RECORDS FOR THE EXERCISE =>
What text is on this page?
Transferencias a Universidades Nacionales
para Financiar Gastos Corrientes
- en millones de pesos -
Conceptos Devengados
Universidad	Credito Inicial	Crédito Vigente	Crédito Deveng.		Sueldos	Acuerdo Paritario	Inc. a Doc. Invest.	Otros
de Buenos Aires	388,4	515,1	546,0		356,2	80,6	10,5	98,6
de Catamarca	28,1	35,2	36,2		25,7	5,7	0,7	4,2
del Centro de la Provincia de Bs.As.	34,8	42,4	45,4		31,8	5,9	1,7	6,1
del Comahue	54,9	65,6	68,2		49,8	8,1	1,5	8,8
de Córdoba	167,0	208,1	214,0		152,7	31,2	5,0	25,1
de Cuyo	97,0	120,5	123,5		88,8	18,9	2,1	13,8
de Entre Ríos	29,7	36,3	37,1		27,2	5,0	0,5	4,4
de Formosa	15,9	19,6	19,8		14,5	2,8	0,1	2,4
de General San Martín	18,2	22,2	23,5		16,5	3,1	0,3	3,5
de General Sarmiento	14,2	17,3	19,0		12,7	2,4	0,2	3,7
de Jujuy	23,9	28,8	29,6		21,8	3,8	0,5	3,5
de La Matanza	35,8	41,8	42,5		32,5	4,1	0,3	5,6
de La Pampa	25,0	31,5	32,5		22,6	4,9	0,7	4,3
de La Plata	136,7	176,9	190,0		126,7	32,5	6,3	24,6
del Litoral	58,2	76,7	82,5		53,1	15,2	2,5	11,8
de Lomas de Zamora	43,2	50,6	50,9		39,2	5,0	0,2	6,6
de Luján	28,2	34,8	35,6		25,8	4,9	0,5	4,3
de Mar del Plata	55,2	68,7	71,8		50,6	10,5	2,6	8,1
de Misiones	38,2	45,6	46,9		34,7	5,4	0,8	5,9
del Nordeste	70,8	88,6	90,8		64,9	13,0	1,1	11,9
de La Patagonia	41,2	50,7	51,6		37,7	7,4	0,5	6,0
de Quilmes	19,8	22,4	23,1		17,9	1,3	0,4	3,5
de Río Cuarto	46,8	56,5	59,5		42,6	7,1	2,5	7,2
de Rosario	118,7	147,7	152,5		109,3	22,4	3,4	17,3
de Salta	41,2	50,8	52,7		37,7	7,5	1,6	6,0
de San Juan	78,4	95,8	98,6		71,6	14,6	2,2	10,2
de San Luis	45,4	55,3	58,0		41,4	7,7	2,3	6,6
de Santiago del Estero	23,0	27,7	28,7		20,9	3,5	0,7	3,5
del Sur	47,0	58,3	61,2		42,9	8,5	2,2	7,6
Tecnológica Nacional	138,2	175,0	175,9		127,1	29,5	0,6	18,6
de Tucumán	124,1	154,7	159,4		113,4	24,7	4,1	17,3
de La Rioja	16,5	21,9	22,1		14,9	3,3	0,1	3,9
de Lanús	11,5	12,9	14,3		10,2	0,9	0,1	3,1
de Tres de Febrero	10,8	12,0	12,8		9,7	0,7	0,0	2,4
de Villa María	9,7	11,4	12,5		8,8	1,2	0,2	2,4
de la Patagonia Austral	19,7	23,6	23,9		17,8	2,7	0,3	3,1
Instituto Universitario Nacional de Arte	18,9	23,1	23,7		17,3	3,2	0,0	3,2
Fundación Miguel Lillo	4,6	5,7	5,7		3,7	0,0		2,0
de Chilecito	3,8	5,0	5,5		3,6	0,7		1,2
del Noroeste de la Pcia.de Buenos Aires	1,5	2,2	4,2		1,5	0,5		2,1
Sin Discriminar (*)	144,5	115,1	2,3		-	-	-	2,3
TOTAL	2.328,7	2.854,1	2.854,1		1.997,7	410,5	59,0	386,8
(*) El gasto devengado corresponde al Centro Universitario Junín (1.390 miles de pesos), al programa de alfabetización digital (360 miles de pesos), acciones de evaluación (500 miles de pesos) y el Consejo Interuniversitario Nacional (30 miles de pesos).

DO THIS => Where a line in the material above holds "pesos", copy that line.

RESULT OF THE EXERCISE =>
- en millones de pesos -
(*) El gasto devengado corresponde al Centro Universitario Junín (1.390 miles de pesos), al programa de alfabetización digital (360 miles de pesos), acciones de evaluación (500 miles de pesos) y el Consejo Interuniversitario Nacional (30 miles de pesos).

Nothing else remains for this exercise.